-- SUPPLIED RECORDS start --

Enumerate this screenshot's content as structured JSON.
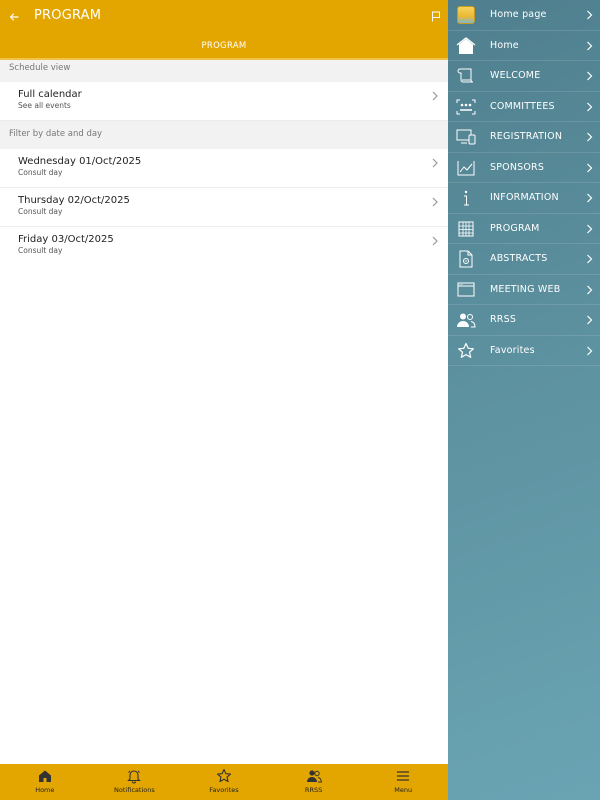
{
  "header": {
    "title": "PROGRAM",
    "subtitle": "PROGRAM"
  },
  "schedule": {
    "section_label": "Schedule view",
    "full_calendar": {
      "label": "Full calendar",
      "sub": "See all events"
    }
  },
  "filter": {
    "section_label": "Filter by date and day",
    "days": [
      {
        "label": "Wednesday 01/Oct/2025",
        "sub": "Consult day"
      },
      {
        "label": "Thursday 02/Oct/2025",
        "sub": "Consult day"
      },
      {
        "label": "Friday 03/Oct/2025",
        "sub": "Consult day"
      }
    ]
  },
  "bottom_nav": {
    "items": [
      {
        "label": "Home",
        "icon": "home-icon"
      },
      {
        "label": "Notifications",
        "icon": "bell-icon"
      },
      {
        "label": "Favorites",
        "icon": "star-icon"
      },
      {
        "label": "RRSS",
        "icon": "people-icon"
      },
      {
        "label": "Menu",
        "icon": "hamburger-icon"
      }
    ]
  },
  "side_menu": {
    "items": [
      {
        "label": "Home page",
        "icon": "logo-icon"
      },
      {
        "label": "Home",
        "icon": "house-icon"
      },
      {
        "label": "WELCOME",
        "icon": "scroll-icon"
      },
      {
        "label": "COMMITTEES",
        "icon": "committee-icon"
      },
      {
        "label": "REGISTRATION",
        "icon": "devices-icon"
      },
      {
        "label": "SPONSORS",
        "icon": "chart-icon"
      },
      {
        "label": "INFORMATION",
        "icon": "info-icon"
      },
      {
        "label": "PROGRAM",
        "icon": "calendar-grid-icon"
      },
      {
        "label": "ABSTRACTS",
        "icon": "document-icon"
      },
      {
        "label": "MEETING WEB",
        "icon": "browser-window-icon"
      },
      {
        "label": "RRSS",
        "icon": "people-icon"
      },
      {
        "label": "Favorites",
        "icon": "star-icon"
      }
    ]
  },
  "colors": {
    "accent": "#e3a600",
    "side_menu_start": "#4f7f8e",
    "side_menu_end": "#6aa4b3"
  }
}
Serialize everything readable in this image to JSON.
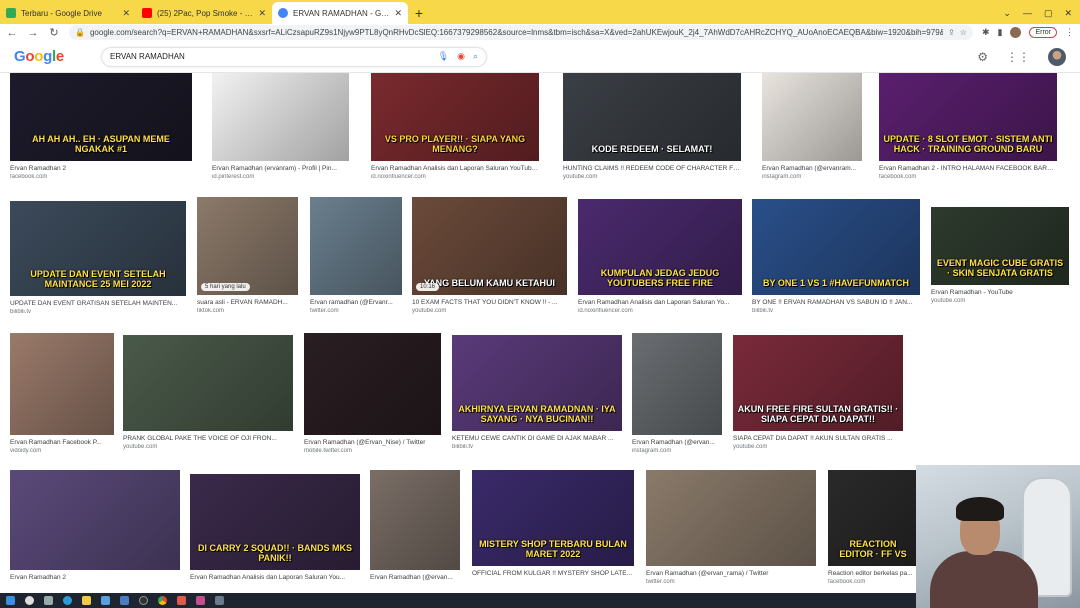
{
  "browser": {
    "tabs": [
      {
        "title": "Terbaru - Google Drive",
        "favicon_color": "#34a853"
      },
      {
        "title": "(25) 2Pac, Pop Smoke - Write Th",
        "favicon_color": "#ff0000"
      },
      {
        "title": "ERVAN RAMADHAN - Google Pe",
        "favicon_color": "#4285f4"
      }
    ],
    "new_tab": "+",
    "url": "google.com/search?q=ERVAN+RAMADHAN&sxsrf=ALiCzsapuRZ9s1Njyw9PTL8yQnRHvDcSlEQ:1667379298562&source=lnms&tbm=isch&sa=X&ved=2ahUKEwjouK_2j4_7AhWdD7cAHRcZCHYQ_AUoAnoECAEQBA&biw=1920&bih=979&dpr=1",
    "error_label": "Error"
  },
  "google": {
    "logo": [
      "G",
      "o",
      "o",
      "g",
      "l",
      "e"
    ],
    "query": "ERVAN RAMADHAN"
  },
  "results": [
    {
      "thumb_text": "AH AH AH.. EH · ASUPAN MEME NGAKAK #1",
      "caption": "Ervan Ramadhan 2",
      "source": "facebook.com",
      "bg": "#1d1b2a",
      "fg": "#ffe04a"
    },
    {
      "thumb_text": "",
      "caption": "Ervan Ramadhan (ervanram) - Profil | Pin...",
      "source": "id.pinterest.com",
      "bg": "#f2f2f2",
      "fg": "#333333"
    },
    {
      "thumb_text": "VS PRO PLAYER!! · SIAPA YANG MENANG?",
      "caption": "Ervan Ramadhan Analisis dan Laporan Saluran YouTube ...",
      "source": "id.noxinfluencer.com",
      "bg": "#7a2a2e",
      "fg": "#ffd23f"
    },
    {
      "thumb_text": "KODE REDEEM · SELAMAT!",
      "caption": "HUNTING CLAIMS !! REDEEM CODE OF CHARACTER FREE...",
      "source": "youtube.com",
      "bg": "#3a3f45",
      "fg": "#ffffff"
    },
    {
      "thumb_text": "",
      "caption": "Ervan Ramadhan (@ervanram...",
      "source": "instagram.com",
      "bg": "#e9e4de",
      "fg": "#333333"
    },
    {
      "thumb_text": "UPDATE · 8 SLOT EMOT · SISTEM ANTI HACK · TRAINING GROUND BARU",
      "caption": "Ervan Ramadhan 2 - INTRO HALAMAN FACEBOOK BARU E...",
      "source": "facebook.com",
      "bg": "#5a1f6e",
      "fg": "#ffe04a"
    },
    {
      "thumb_text": "UPDATE DAN EVENT SETELAH MAINTANCE 25 MEI 2022",
      "caption": "UPDATE DAN EVENT GRATISAN SETELAH MAINTEN...",
      "source": "bilibili.tv",
      "bg": "#3b4a5a",
      "fg": "#ffe04a"
    },
    {
      "thumb_text": "",
      "caption": "suara asli - ERVAN RAMADH...",
      "source": "tiktok.com",
      "bg": "#8c7a6a",
      "fg": "#ffffff",
      "badge": "5 hari yang lalu"
    },
    {
      "thumb_text": "",
      "caption": "Ervan ramadhan (@Ervanr...",
      "source": "twitter.com",
      "bg": "#6a7f8e",
      "fg": "#ffffff"
    },
    {
      "thumb_text": "YANG BELUM KAMU KETAHUI",
      "caption": "10 EXAM FACTS THAT YOU DIDN'T KNOW !! - ...",
      "source": "youtube.com",
      "bg": "#6b4a3a",
      "fg": "#ffffff",
      "badge": "10:16"
    },
    {
      "thumb_text": "KUMPULAN JEDAG JEDUG YOUTUBERS FREE FIRE",
      "caption": "Ervan Ramadhan Analisis dan Laporan Saluran Yo...",
      "source": "id.noxinfluencer.com",
      "bg": "#4a2a6e",
      "fg": "#ffe04a"
    },
    {
      "thumb_text": "BY ONE 1 VS 1 #HAVEFUNMATCH",
      "caption": "BY ONE !! ERVAN RAMADHAN VS SABUN ID !! JAN...",
      "source": "bilibili.tv",
      "bg": "#2a4f8a",
      "fg": "#ffe04a"
    },
    {
      "thumb_text": "EVENT MAGIC CUBE GRATIS · SKIN SENJATA GRATIS",
      "caption": "Ervan Ramadhan - YouTube",
      "source": "youtube.com",
      "bg": "#2e3a2e",
      "fg": "#ffe04a"
    },
    {
      "thumb_text": "",
      "caption": "Ervan Ramadhan Facebook P...",
      "source": "vidoidy.com",
      "bg": "#9a7a6a",
      "fg": "#ffffff"
    },
    {
      "thumb_text": "",
      "caption": "PRANK GLOBAL PAKE THE VOICE OF OJI FRON...",
      "source": "youtube.com",
      "bg": "#4a5a4a",
      "fg": "#ffffff"
    },
    {
      "thumb_text": "",
      "caption": "Ervan Ramadhan (@Ervan_Nise) / Twitter",
      "source": "mobile.twitter.com",
      "bg": "#2a1e22",
      "fg": "#ffffff"
    },
    {
      "thumb_text": "AKHIRNYA ERVAN RAMADNAN · IYA SAYANG · NYA BUCINAN!!",
      "caption": "KETEMU CEWE CANTIK DI GAME DI AJAK MABAR ...",
      "source": "bilibili.tv",
      "bg": "#5a3a7a",
      "fg": "#ffe04a"
    },
    {
      "thumb_text": "",
      "caption": "Ervan Ramadhan (@ervan...",
      "source": "instagram.com",
      "bg": "#6a6e72",
      "fg": "#ffffff"
    },
    {
      "thumb_text": "AKUN FREE FIRE SULTAN GRATIS!! · SIAPA CEPAT DIA DAPAT!!",
      "caption": "SIAPA CEPAT DIA DAPAT !! AKUN SULTAN GRATIS ...",
      "source": "youtube.com",
      "bg": "#7a2a3a",
      "fg": "#ffffff"
    },
    {
      "thumb_text": "",
      "caption": "Ervan Ramadhan 2",
      "source": "",
      "bg": "#5a4a7a",
      "fg": "#ffffff"
    },
    {
      "thumb_text": "DI CARRY 2 SQUAD!! · BANDS MKS PANIK!!",
      "caption": "Ervan Ramadhan Analisis dan Laporan Saluran You...",
      "source": "",
      "bg": "#3a2a4a",
      "fg": "#ffe04a"
    },
    {
      "thumb_text": "",
      "caption": "Ervan Ramadhan (@ervan...",
      "source": "",
      "bg": "#7a6e66",
      "fg": "#ffffff"
    },
    {
      "thumb_text": "MISTERY SHOP TERBARU BULAN MARET 2022",
      "caption": "OFFICIAL FROM KULGAR !! MYSTERY SHOP LATE...",
      "source": "",
      "bg": "#3a2a6a",
      "fg": "#ffe04a"
    },
    {
      "thumb_text": "",
      "caption": "Ervan Ramadhan (@ervan_rama) / Twitter",
      "source": "twitter.com",
      "bg": "#8a7a6a",
      "fg": "#ffffff"
    },
    {
      "thumb_text": "REACTION EDITOR · FF VS",
      "caption": "Reaction editor berkelas pa...",
      "source": "facebook.com",
      "bg": "#2a2a2a",
      "fg": "#ffe04a"
    }
  ]
}
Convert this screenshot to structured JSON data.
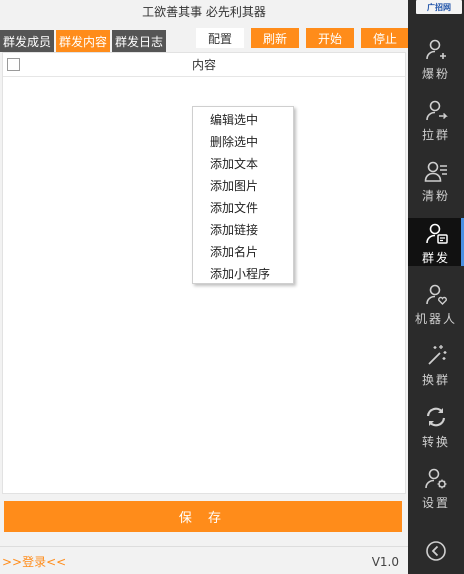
{
  "window": {
    "title": "工欲善其事 必先利其器"
  },
  "tabs": [
    {
      "label": "群发成员",
      "active": false
    },
    {
      "label": "群发内容",
      "active": true
    },
    {
      "label": "群发日志",
      "active": false
    }
  ],
  "toolbar": {
    "config_label": "配置",
    "refresh_label": "刷新",
    "start_label": "开始",
    "stop_label": "停止"
  },
  "table": {
    "header_content": "内容"
  },
  "context_menu": {
    "items": [
      "编辑选中",
      "删除选中",
      "添加文本",
      "添加图片",
      "添加文件",
      "添加链接",
      "添加名片",
      "添加小程序"
    ]
  },
  "save_button": {
    "label": "保 存"
  },
  "status_bar": {
    "login_link": ">>登录<<",
    "version": "V1.0"
  },
  "sidebar": {
    "logo_text": "广招网",
    "items": [
      {
        "label": "爆粉",
        "icon": "user-add-icon"
      },
      {
        "label": "拉群",
        "icon": "user-pull-icon"
      },
      {
        "label": "清粉",
        "icon": "user-list-icon"
      },
      {
        "label": "群发",
        "icon": "user-message-icon",
        "active": true
      },
      {
        "label": "机器人",
        "icon": "user-heart-icon"
      },
      {
        "label": "换群",
        "icon": "sparkle-icon"
      },
      {
        "label": "转换",
        "icon": "sync-icon"
      },
      {
        "label": "设置",
        "icon": "user-gear-icon"
      }
    ]
  },
  "colors": {
    "accent": "#ff8c1a",
    "sidebar_bg": "#2b2b2b",
    "active_indicator": "#4a90e2"
  }
}
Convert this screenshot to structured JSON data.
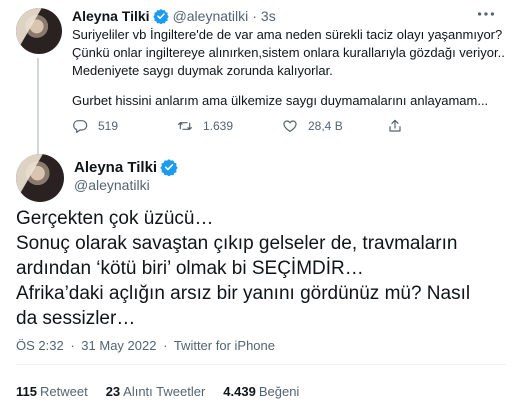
{
  "tweet1": {
    "name": "Aleyna Tilki",
    "handle": "@aleynatilki",
    "separator": "·",
    "time": "3s",
    "lines": [
      "Suriyeliler vb İngiltere'de de var ama neden sürekli taciz olayı yaşanmıyor?",
      "Çünkü onlar ingiltereye alınırken,sistem onlara kurallarıyla gözdağı veriyor..",
      "Medeniyete saygı duymak zorunda kalıyorlar."
    ],
    "last_line": "Gurbet hissini anlarım ama ülkemize saygı duymamalarını anlayamam...",
    "actions": {
      "reply_count": "519",
      "retweet_count": "1.639",
      "like_count": "28,4 B"
    }
  },
  "tweet2": {
    "name": "Aleyna Tilki",
    "handle": "@aleynatilki",
    "lines": [
      "Gerçekten çok üzücü…",
      "Sonuç olarak savaştan çıkıp gelseler de, travmaların",
      "ardından ‘kötü biri’ olmak bi SEÇİMDİR…",
      "Afrika’daki açlığın arsız bir yanını gördünüz mü? Nasıl",
      "da sessizler…"
    ],
    "time": "ÖS 2:32",
    "sep": "·",
    "date": "31 May 2022",
    "source": "Twitter for iPhone",
    "stats": {
      "retweets_count": "115",
      "retweets_label": "Retweet",
      "quotes_count": "23",
      "quotes_label": "Alıntı Tweetler",
      "likes_count": "4.439",
      "likes_label": "Beğeni"
    }
  },
  "colors": {
    "text": "#0f1419",
    "secondary": "#536471",
    "verified": "#1d9bf0",
    "divider": "#eff3f4"
  }
}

-- SUPPLIED RECORDS end --

▸ GIVEN PROBLEM
Go through the data and gather every line that holds "Analisis".

▸ EXERCISE RESULT
      "caption": "Ervan Ramadhan Analisis dan Laporan Saluran YouTube ...",
      "caption": "Ervan Ramadhan Analisis dan Laporan Saluran Yo...",
      "caption": "Ervan Ramadhan Analisis dan Laporan Saluran You...",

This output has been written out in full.